• **TASK TO COMPLETE**
Only a number is wanted: how many lines in the records below contain "this"?

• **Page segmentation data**
──────────────────────────────

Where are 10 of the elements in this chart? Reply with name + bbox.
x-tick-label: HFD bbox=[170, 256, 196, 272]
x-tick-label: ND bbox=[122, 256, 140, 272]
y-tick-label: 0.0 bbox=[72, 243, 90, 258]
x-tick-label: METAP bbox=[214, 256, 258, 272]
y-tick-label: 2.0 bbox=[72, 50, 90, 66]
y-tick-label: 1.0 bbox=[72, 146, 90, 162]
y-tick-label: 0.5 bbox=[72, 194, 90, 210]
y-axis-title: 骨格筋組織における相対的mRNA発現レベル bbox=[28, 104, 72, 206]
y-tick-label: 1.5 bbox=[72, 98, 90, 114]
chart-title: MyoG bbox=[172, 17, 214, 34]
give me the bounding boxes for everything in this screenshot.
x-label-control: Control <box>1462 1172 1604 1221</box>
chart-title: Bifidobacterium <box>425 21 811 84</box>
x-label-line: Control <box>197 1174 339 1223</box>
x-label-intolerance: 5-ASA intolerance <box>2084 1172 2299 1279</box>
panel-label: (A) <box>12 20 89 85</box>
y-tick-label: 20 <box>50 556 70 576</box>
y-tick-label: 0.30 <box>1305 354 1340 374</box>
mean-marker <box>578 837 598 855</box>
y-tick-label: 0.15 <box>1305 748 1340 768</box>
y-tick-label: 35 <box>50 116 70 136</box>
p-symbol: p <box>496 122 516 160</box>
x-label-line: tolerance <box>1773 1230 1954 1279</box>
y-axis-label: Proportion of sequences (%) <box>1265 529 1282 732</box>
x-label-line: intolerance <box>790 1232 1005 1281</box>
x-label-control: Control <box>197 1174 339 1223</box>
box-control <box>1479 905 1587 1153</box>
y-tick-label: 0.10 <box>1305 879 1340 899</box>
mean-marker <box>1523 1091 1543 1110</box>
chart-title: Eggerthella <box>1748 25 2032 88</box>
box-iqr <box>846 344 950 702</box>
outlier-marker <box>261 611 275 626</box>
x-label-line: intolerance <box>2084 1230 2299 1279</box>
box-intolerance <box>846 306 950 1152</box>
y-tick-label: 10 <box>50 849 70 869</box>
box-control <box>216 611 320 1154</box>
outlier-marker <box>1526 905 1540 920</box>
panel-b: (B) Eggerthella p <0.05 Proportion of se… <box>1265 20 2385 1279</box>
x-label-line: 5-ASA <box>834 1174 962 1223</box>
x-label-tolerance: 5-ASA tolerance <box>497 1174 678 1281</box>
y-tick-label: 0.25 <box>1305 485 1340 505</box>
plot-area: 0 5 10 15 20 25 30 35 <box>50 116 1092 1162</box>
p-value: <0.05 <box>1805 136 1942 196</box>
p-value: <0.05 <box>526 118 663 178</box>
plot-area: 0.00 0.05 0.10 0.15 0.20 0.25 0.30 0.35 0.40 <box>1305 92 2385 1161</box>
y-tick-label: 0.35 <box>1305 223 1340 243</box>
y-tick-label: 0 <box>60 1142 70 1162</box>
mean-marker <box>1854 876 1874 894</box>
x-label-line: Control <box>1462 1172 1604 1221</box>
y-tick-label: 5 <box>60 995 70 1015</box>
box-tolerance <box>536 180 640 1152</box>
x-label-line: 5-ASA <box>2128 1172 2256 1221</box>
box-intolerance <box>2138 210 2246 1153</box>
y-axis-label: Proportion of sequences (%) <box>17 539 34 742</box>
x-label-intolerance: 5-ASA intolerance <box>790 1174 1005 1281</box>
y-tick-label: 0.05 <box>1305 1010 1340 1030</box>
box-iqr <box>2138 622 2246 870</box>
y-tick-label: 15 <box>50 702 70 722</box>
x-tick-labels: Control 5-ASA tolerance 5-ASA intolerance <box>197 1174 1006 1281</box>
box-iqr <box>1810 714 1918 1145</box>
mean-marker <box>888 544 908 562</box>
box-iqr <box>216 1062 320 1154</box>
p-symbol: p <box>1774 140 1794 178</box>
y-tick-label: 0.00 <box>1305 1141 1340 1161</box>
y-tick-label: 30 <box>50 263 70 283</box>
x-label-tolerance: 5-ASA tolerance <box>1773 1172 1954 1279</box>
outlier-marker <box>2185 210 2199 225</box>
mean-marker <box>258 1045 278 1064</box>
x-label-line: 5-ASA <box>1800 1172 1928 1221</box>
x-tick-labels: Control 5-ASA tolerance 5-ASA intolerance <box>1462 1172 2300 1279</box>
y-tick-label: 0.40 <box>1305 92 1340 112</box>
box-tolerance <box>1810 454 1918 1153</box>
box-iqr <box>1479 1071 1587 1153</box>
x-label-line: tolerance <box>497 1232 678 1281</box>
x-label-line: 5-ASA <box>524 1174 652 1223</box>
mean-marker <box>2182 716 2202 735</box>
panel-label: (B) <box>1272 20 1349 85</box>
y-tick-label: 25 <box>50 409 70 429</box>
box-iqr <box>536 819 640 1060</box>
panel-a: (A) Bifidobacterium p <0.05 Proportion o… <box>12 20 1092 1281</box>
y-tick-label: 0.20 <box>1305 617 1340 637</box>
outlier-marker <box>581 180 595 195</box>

──────────────────────────────

• **RESULT**
2